··· DATA FOR PROCESSING

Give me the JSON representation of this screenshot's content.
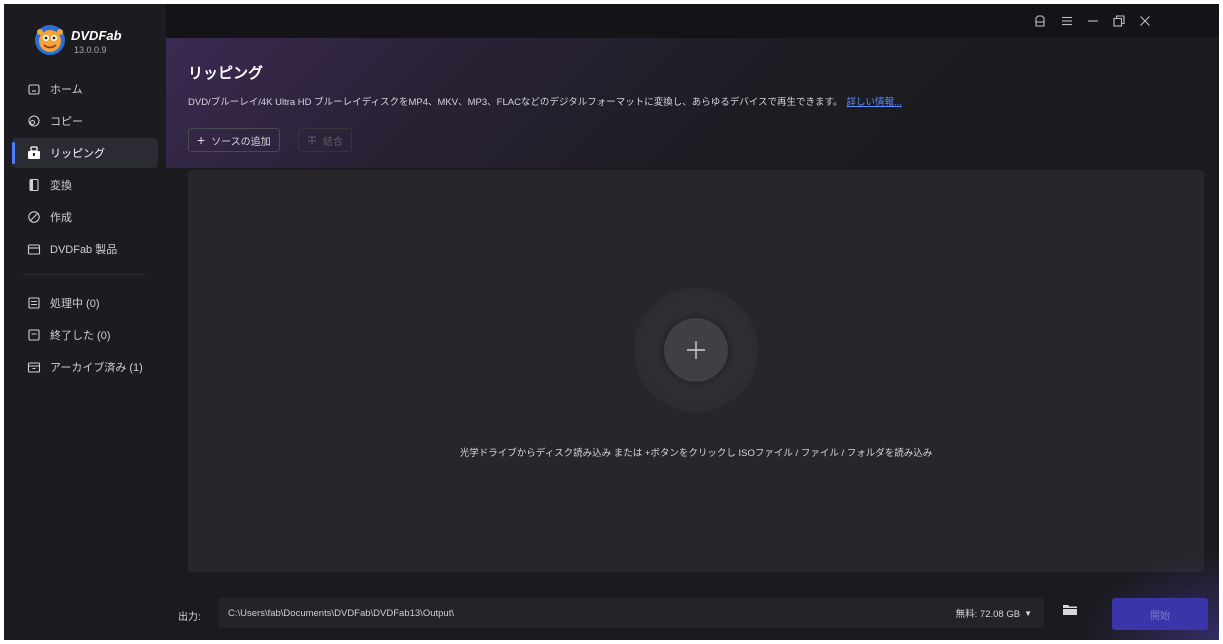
{
  "app": {
    "brand": "DVDFab",
    "version": "13.0.0.9"
  },
  "sidebar": {
    "items": [
      {
        "label": "ホーム",
        "icon": "home-icon"
      },
      {
        "label": "コピー",
        "icon": "copy-icon"
      },
      {
        "label": "リッピング",
        "icon": "ripper-icon",
        "active": true
      },
      {
        "label": "変換",
        "icon": "convert-icon"
      },
      {
        "label": "作成",
        "icon": "create-icon"
      },
      {
        "label": "DVDFab 製品",
        "icon": "products-icon"
      }
    ],
    "queue": [
      {
        "label": "処理中 (0)",
        "icon": "processing-icon"
      },
      {
        "label": "終了した (0)",
        "icon": "finished-icon"
      },
      {
        "label": "アーカイブ済み (1)",
        "icon": "archive-icon"
      }
    ]
  },
  "titlebar": {
    "icons": [
      "skin-icon",
      "menu-icon",
      "minimize-icon",
      "restore-icon",
      "close-icon"
    ]
  },
  "main": {
    "title": "リッピング",
    "description": "DVD/ブルーレイ/4K Ultra HD ブルーレイディスクをMP4、MKV、MP3、FLACなどのデジタルフォーマットに変換し、あらゆるデバイスで再生できます。",
    "more_link": "詳しい情報...",
    "add_source_label": "ソースの追加",
    "merge_label": "結合",
    "drop_hint": "光学ドライブからディスク読み込み または +ボタンをクリックし ISOファイル / ファイル / フォルダを読み込み"
  },
  "footer": {
    "output_label": "出力:",
    "output_path": "C:\\Users\\fab\\Documents\\DVDFab\\DVDFab13\\Output\\",
    "free_space": "無料: 72.08 GB",
    "start_label": "開始"
  },
  "colors": {
    "accent": "#4d7cff",
    "start_button": "#3a35a8",
    "link": "#5f8dff"
  }
}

······

### [PROBLEM]
From the listing above, pick out every line containing "DVDFab".

### [OUTPUT OF THE TASK]
    "brand": "DVDFab",
        "label": "DVDFab 製品",
    "output_path": "C:\\Users\\fab\\Documents\\DVDFab\\DVDFab13\\Output\\",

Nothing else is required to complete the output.